● Goal: Copy the listing below word for word, without the picture.

● Stored data entries:
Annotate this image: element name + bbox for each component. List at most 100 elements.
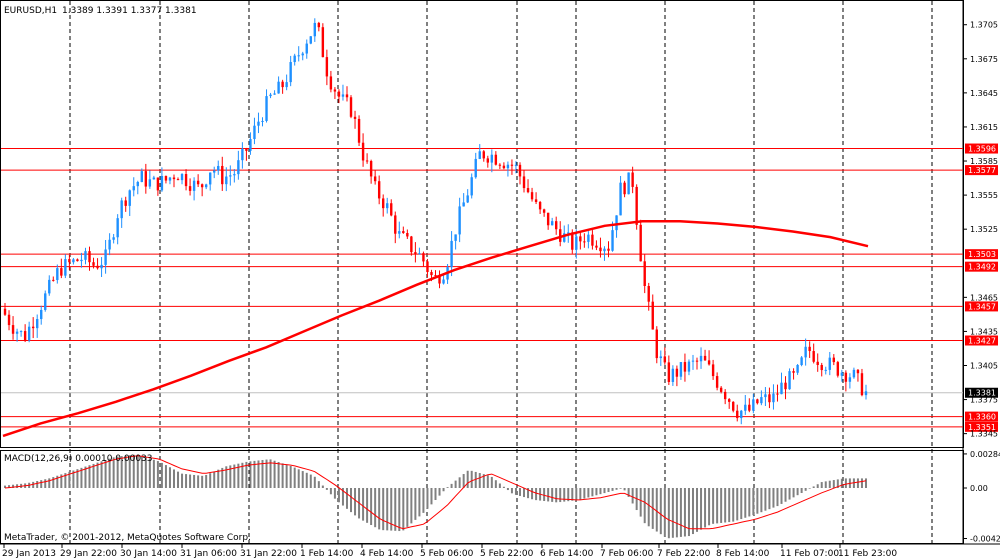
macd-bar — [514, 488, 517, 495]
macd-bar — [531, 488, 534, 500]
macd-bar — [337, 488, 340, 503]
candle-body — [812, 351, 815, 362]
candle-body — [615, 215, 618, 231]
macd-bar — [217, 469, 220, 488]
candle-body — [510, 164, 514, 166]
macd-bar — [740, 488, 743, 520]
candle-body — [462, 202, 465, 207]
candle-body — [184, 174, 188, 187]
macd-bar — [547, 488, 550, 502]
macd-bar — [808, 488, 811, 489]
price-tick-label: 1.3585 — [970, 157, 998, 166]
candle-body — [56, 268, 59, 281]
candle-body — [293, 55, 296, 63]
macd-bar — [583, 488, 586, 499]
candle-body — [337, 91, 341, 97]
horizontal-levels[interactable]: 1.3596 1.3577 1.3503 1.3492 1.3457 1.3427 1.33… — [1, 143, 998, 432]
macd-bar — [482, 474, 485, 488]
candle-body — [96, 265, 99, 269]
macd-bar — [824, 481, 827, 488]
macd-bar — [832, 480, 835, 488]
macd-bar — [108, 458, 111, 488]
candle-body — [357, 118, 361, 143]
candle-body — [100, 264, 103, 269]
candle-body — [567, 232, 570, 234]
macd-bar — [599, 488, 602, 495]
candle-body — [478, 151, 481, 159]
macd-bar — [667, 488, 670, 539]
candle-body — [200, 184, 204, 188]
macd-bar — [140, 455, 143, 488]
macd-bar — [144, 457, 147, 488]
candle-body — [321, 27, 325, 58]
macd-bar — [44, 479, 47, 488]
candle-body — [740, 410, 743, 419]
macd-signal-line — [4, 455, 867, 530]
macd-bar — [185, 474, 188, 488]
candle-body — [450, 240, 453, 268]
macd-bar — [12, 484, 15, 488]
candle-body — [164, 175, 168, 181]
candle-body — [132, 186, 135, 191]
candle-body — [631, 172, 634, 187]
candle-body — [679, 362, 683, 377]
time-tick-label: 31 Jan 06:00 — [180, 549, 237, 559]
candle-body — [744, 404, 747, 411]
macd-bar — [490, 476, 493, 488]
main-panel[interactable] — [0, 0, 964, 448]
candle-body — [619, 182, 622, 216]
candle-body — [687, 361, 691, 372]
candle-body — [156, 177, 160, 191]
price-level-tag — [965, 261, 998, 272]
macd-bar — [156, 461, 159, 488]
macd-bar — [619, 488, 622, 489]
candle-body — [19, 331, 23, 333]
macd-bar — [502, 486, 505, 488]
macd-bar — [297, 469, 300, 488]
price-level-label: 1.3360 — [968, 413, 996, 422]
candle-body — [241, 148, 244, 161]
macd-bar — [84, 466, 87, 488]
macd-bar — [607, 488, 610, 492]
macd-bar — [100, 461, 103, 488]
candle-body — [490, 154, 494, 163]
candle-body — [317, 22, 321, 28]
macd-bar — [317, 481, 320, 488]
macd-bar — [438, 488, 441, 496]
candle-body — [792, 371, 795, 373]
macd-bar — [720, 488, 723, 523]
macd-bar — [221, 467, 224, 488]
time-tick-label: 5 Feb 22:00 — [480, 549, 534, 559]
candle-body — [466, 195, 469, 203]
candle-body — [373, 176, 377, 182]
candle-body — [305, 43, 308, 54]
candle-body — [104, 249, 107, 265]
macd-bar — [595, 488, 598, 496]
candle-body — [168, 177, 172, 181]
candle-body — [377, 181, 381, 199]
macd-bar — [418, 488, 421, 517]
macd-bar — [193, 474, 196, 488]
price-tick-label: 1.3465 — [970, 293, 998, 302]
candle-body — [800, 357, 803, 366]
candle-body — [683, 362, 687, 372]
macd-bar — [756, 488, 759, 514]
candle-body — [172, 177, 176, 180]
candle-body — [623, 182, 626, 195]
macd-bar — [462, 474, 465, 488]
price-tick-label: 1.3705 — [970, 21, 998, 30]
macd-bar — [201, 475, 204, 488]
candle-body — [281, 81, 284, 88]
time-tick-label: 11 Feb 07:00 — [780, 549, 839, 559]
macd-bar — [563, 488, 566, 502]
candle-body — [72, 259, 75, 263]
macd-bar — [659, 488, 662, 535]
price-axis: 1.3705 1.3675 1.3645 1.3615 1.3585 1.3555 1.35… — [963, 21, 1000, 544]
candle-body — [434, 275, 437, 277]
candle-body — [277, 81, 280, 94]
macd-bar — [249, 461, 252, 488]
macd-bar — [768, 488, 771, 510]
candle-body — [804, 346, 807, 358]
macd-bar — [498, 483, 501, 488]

● Written solution:
Annotate this image: element name + bbox for each component. List at most 100 elements.
macd-bar — [514, 488, 517, 495]
macd-bar — [531, 488, 534, 500]
macd-bar — [337, 488, 340, 503]
candle-body — [812, 351, 815, 362]
candle-body — [615, 215, 618, 231]
macd-bar — [217, 469, 220, 488]
candle-body — [510, 164, 514, 166]
macd-bar — [740, 488, 743, 520]
candle-body — [462, 202, 465, 207]
candle-body — [184, 174, 188, 187]
macd-bar — [547, 488, 550, 502]
macd-bar — [808, 488, 811, 489]
price-tick-label: 1.3585 — [970, 157, 998, 166]
candle-body — [56, 268, 59, 281]
candle-body — [293, 55, 296, 63]
macd-bar — [583, 488, 586, 499]
candle-body — [337, 91, 341, 97]
horizontal-levels[interactable]: 1.3596 1.3577 1.3503 1.3492 1.3457 1.3427 1.33… — [1, 143, 998, 432]
macd-bar — [482, 474, 485, 488]
candle-body — [96, 265, 99, 269]
macd-bar — [824, 481, 827, 488]
macd-bar — [832, 480, 835, 488]
macd-bar — [108, 458, 111, 488]
candle-body — [357, 118, 361, 143]
candle-body — [100, 264, 103, 269]
candle-body — [567, 232, 570, 234]
macd-bar — [599, 488, 602, 495]
candle-body — [478, 151, 481, 159]
macd-bar — [667, 488, 670, 539]
candle-body — [200, 184, 204, 188]
macd-bar — [140, 455, 143, 488]
macd-bar — [144, 457, 147, 488]
candle-body — [321, 27, 325, 58]
macd-bar — [44, 479, 47, 488]
candle-body — [740, 410, 743, 419]
macd-signal-line — [4, 455, 867, 530]
macd-bar — [185, 474, 188, 488]
candle-body — [450, 240, 453, 268]
macd-bar — [12, 484, 15, 488]
candle-body — [164, 175, 168, 181]
candle-body — [132, 186, 135, 191]
candle-body — [631, 172, 634, 187]
candle-body — [679, 362, 683, 377]
time-tick-label: 31 Jan 06:00 — [180, 549, 237, 559]
candle-body — [744, 404, 747, 411]
macd-bar — [490, 476, 493, 488]
main-panel[interactable] — [0, 0, 964, 448]
candle-body — [619, 182, 622, 216]
candle-body — [687, 361, 691, 372]
candle-body — [156, 177, 160, 191]
price-level-tag — [965, 261, 998, 272]
macd-bar — [156, 461, 159, 488]
macd-bar — [619, 488, 622, 489]
candle-body — [19, 331, 23, 333]
macd-bar — [502, 486, 505, 488]
macd-bar — [297, 469, 300, 488]
price-level-label: 1.3360 — [968, 413, 996, 422]
candle-body — [241, 148, 244, 161]
macd-bar — [84, 466, 87, 488]
macd-bar — [607, 488, 610, 492]
macd-bar — [100, 461, 103, 488]
candle-body — [490, 154, 494, 163]
candle-body — [317, 22, 321, 28]
macd-bar — [317, 481, 320, 488]
macd-bar — [438, 488, 441, 496]
candle-body — [792, 371, 795, 373]
macd-bar — [720, 488, 723, 523]
macd-bar — [221, 467, 224, 488]
time-tick-label: 5 Feb 22:00 — [480, 549, 534, 559]
candle-body — [466, 195, 469, 203]
candle-body — [373, 176, 377, 182]
candle-body — [305, 43, 308, 54]
candle-body — [104, 249, 107, 265]
macd-bar — [595, 488, 598, 496]
candle-body — [168, 177, 172, 181]
candle-body — [377, 181, 381, 199]
macd-bar — [418, 488, 421, 517]
macd-bar — [193, 474, 196, 488]
price-tick-label: 1.3465 — [970, 293, 998, 302]
candle-body — [800, 357, 803, 366]
candle-body — [683, 362, 687, 372]
macd-bar — [756, 488, 759, 514]
candle-body — [172, 177, 176, 180]
candle-body — [623, 182, 626, 195]
macd-bar — [462, 474, 465, 488]
price-tick-label: 1.3705 — [970, 21, 998, 30]
macd-bar — [201, 475, 204, 488]
candle-body — [281, 81, 284, 88]
time-tick-label: 11 Feb 07:00 — [780, 549, 839, 559]
macd-bar — [563, 488, 566, 502]
candle-body — [72, 259, 75, 263]
macd-bar — [659, 488, 662, 535]
price-axis: 1.3705 1.3675 1.3645 1.3615 1.3585 1.3555 1.35… — [963, 21, 1000, 544]
candle-body — [434, 275, 437, 277]
candle-body — [277, 81, 280, 94]
macd-bar — [249, 461, 252, 488]
macd-bar — [768, 488, 771, 510]
candle-body — [804, 346, 807, 358]
macd-bar — [498, 483, 501, 488]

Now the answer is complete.